Data items

★ ★ ★ ★ ★

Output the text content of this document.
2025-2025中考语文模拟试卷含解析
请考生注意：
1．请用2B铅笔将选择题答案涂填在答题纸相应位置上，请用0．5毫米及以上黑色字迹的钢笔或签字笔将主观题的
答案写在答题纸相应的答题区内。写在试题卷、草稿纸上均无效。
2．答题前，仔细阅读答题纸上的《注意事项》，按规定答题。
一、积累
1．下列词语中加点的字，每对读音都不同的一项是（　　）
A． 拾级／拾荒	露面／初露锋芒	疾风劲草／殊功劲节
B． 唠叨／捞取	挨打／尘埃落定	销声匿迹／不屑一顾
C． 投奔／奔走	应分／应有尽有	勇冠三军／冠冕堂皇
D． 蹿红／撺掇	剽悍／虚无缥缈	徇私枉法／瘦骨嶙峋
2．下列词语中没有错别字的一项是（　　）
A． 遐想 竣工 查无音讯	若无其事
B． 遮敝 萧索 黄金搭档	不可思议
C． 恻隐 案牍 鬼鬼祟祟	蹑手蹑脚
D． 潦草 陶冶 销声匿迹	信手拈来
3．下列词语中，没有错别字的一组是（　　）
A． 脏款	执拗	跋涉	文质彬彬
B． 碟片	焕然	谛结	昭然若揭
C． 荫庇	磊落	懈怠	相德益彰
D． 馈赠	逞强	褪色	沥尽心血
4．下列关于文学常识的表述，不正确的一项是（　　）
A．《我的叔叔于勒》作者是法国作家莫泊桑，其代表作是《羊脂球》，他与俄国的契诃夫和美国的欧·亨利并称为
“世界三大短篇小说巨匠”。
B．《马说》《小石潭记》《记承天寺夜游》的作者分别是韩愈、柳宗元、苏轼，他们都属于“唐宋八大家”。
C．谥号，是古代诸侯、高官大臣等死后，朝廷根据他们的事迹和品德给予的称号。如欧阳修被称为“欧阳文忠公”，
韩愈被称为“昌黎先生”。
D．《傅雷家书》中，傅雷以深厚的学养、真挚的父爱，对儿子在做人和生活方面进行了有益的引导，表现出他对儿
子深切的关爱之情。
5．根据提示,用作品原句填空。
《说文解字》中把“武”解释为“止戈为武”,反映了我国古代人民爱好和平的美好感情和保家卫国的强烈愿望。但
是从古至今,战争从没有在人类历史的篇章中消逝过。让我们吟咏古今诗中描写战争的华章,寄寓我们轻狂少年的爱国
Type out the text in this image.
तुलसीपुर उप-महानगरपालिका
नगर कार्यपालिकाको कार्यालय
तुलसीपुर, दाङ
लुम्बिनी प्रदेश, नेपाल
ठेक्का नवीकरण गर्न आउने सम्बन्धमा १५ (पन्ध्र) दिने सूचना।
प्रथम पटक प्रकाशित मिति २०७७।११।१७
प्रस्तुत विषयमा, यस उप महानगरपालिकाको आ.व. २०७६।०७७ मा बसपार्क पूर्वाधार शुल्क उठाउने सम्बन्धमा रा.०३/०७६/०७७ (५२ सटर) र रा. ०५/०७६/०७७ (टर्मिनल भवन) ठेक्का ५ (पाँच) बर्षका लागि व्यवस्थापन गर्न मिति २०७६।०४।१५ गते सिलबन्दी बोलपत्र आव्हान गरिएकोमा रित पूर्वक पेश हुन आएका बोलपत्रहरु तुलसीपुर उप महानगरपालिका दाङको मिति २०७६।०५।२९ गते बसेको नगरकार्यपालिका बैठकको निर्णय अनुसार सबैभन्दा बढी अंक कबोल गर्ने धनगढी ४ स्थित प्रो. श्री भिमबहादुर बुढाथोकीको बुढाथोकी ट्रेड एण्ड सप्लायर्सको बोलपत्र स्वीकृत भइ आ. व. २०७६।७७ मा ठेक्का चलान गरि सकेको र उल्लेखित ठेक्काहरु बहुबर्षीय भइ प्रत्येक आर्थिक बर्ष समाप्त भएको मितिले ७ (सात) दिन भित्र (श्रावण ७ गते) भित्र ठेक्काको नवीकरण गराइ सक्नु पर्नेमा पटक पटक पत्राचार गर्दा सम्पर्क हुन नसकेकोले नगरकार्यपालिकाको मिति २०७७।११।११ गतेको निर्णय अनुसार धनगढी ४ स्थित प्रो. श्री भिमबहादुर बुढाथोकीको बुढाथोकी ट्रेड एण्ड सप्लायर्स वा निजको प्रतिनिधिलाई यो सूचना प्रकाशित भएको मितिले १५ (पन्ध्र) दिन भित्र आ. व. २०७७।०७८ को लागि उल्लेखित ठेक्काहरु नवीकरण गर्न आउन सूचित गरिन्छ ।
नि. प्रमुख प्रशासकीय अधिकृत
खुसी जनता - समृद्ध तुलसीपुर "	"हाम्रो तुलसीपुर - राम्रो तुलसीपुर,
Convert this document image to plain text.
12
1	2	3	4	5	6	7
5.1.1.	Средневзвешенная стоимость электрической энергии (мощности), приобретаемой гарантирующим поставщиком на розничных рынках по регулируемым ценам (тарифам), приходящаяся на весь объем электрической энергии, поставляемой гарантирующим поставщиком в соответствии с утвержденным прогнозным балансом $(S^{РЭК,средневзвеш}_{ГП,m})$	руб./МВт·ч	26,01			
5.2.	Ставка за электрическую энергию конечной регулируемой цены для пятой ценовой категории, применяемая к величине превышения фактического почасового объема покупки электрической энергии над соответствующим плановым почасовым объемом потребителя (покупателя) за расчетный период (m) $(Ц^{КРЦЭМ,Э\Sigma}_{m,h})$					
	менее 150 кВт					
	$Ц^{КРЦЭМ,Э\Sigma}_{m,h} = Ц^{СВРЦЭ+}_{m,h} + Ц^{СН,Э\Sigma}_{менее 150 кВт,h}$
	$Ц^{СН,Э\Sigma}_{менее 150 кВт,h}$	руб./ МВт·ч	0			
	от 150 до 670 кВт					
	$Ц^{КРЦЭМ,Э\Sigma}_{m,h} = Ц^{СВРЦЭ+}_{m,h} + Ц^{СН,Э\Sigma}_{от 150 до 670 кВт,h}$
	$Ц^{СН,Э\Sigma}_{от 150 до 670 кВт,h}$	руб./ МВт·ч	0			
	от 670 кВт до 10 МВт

★ ★ ★ ★ ★

TASK DETAILS
Copy all of the data exactly.

ANSWER FOR THIS EXERCISE
Output the text content of this document.
2025-2025中考语文模拟试卷含解析
请考生注意：
1．请用2B铅笔将选择题答案涂填在答题纸相应位置上，请用0．5毫米及以上黑色字迹的钢笔或签字笔将主观题的
答案写在答题纸相应的答题区内。写在试题卷、草稿纸上均无效。
2．答题前，仔细阅读答题纸上的《注意事项》，按规定答题。
一、积累
1．下列词语中加点的字，每对读音都不同的一项是（　　）
A． 拾级／拾荒	露面／初露锋芒	疾风劲草／殊功劲节
B． 唠叨／捞取	挨打／尘埃落定	销声匿迹／不屑一顾
C． 投奔／奔走	应分／应有尽有	勇冠三军／冠冕堂皇
D． 蹿红／撺掇	剽悍／虚无缥缈	徇私枉法／瘦骨嶙峋
2．下列词语中没有错别字的一项是（　　）
A． 遐想 竣工 查无音讯	若无其事
B． 遮敝 萧索 黄金搭档	不可思议
C． 恻隐 案牍 鬼鬼祟祟	蹑手蹑脚
D． 潦草 陶冶 销声匿迹	信手拈来
3．下列词语中，没有错别字的一组是（　　）
A． 脏款	执拗	跋涉	文质彬彬
B． 碟片	焕然	谛结	昭然若揭
C． 荫庇	磊落	懈怠	相德益彰
D． 馈赠	逞强	褪色	沥尽心血
4．下列关于文学常识的表述，不正确的一项是（　　）
A．《我的叔叔于勒》作者是法国作家莫泊桑，其代表作是《羊脂球》，他与俄国的契诃夫和美国的欧·亨利并称为
“世界三大短篇小说巨匠”。
B．《马说》《小石潭记》《记承天寺夜游》的作者分别是韩愈、柳宗元、苏轼，他们都属于“唐宋八大家”。
C．谥号，是古代诸侯、高官大臣等死后，朝廷根据他们的事迹和品德给予的称号。如欧阳修被称为“欧阳文忠公”，
韩愈被称为“昌黎先生”。
D．《傅雷家书》中，傅雷以深厚的学养、真挚的父爱，对儿子在做人和生活方面进行了有益的引导，表现出他对儿
子深切的关爱之情。
5．根据提示,用作品原句填空。
《说文解字》中把“武”解释为“止戈为武”,反映了我国古代人民爱好和平的美好感情和保家卫国的强烈愿望。但
是从古至今,战争从没有在人类历史的篇章中消逝过。让我们吟咏古今诗中描写战争的华章,寄寓我们轻狂少年的爱国
Type out the text in this image.
तुलसीपुर उप-महानगरपालिका
नगर कार्यपालिकाको कार्यालय
तुलसीपुर, दाङ
लुम्बिनी प्रदेश, नेपाल
ठेक्का नवीकरण गर्न आउने सम्बन्धमा १५ (पन्ध्र) दिने सूचना।
प्रथम पटक प्रकाशित मिति २०७७।११।१७
प्रस्तुत विषयमा, यस उप महानगरपालिकाको आ.व. २०७६।०७७ मा बसपार्क पूर्वाधार शुल्क उठाउने सम्बन्धमा रा.०३/०७६/०७७ (५२ सटर) र रा. ०५/०७६/०७७ (टर्मिनल भवन) ठेक्का ५ (पाँच) बर्षका लागि व्यवस्थापन गर्न मिति २०७६।०४।१५ गते सिलबन्दी बोलपत्र आव्हान गरिएकोमा रित पूर्वक पेश हुन आएका बोलपत्रहरु तुलसीपुर उप महानगरपालिका दाङको मिति २०७६।०५।२९ गते बसेको नगरकार्यपालिका बैठकको निर्णय अनुसार सबैभन्दा बढी अंक कबोल गर्ने धनगढी ४ स्थित प्रो. श्री भिमबहादुर बुढाथोकीको बुढाथोकी ट्रेड एण्ड सप्लायर्सको बोलपत्र स्वीकृत भइ आ. व. २०७६।७७ मा ठेक्का चलान गरि सकेको र उल्लेखित ठेक्काहरु बहुबर्षीय भइ प्रत्येक आर्थिक बर्ष समाप्त भएको मितिले ७ (सात) दिन भित्र (श्रावण ७ गते) भित्र ठेक्काको नवीकरण गराइ सक्नु पर्नेमा पटक पटक पत्राचार गर्दा सम्पर्क हुन नसकेकोले नगरकार्यपालिकाको मिति २०७७।११।११ गतेको निर्णय अनुसार धनगढी ४ स्थित प्रो. श्री भिमबहादुर बुढाथोकीको बुढाथोकी ट्रेड एण्ड सप्लायर्स वा निजको प्रतिनिधिलाई यो सूचना प्रकाशित भएको मितिले १५ (पन्ध्र) दिन भित्र आ. व. २०७७।०७८ को लागि उल्लेखित ठेक्काहरु नवीकरण गर्न आउन सूचित गरिन्छ ।
नि. प्रमुख प्रशासकीय अधिकृत
खुसी जनता - समृद्ध तुलसीपुर "	"हाम्रो तुलसीपुर - राम्रो तुलसीपुर,
Convert this document image to plain text.
12
1	2	3	4	5	6	7
5.1.1.	Средневзвешенная стоимость электрической энергии (мощности), приобретаемой гарантирующим поставщиком на розничных рынках по регулируемым ценам (тарифам), приходящаяся на весь объем электрической энергии, поставляемой гарантирующим поставщиком в соответствии с утвержденным прогнозным балансом $(S^{РЭК,средневзвеш}_{ГП,m})$	руб./МВт·ч	26,01			
5.2.	Ставка за электрическую энергию конечной регулируемой цены для пятой ценовой категории, применяемая к величине превышения фактического почасового объема покупки электрической энергии над соответствующим плановым почасовым объемом потребителя (покупателя) за расчетный период (m) $(Ц^{КРЦЭМ,Э\Sigma}_{m,h})$					
	менее 150 кВт					
	$Ц^{КРЦЭМ,Э\Sigma}_{m,h} = Ц^{СВРЦЭ+}_{m,h} + Ц^{СН,Э\Sigma}_{менее 150 кВт,h}$
	$Ц^{СН,Э\Sigma}_{менее 150 кВт,h}$	руб./ МВт·ч	0			
	от 150 до 670 кВт					
	$Ц^{КРЦЭМ,Э\Sigma}_{m,h} = Ц^{СВРЦЭ+}_{m,h} + Ц^{СН,Э\Sigma}_{от 150 до 670 кВт,h}$
	$Ц^{СН,Э\Sigma}_{от 150 до 670 кВт,h}$	руб./ МВт·ч	0			
	от 670 кВт до 10 МВт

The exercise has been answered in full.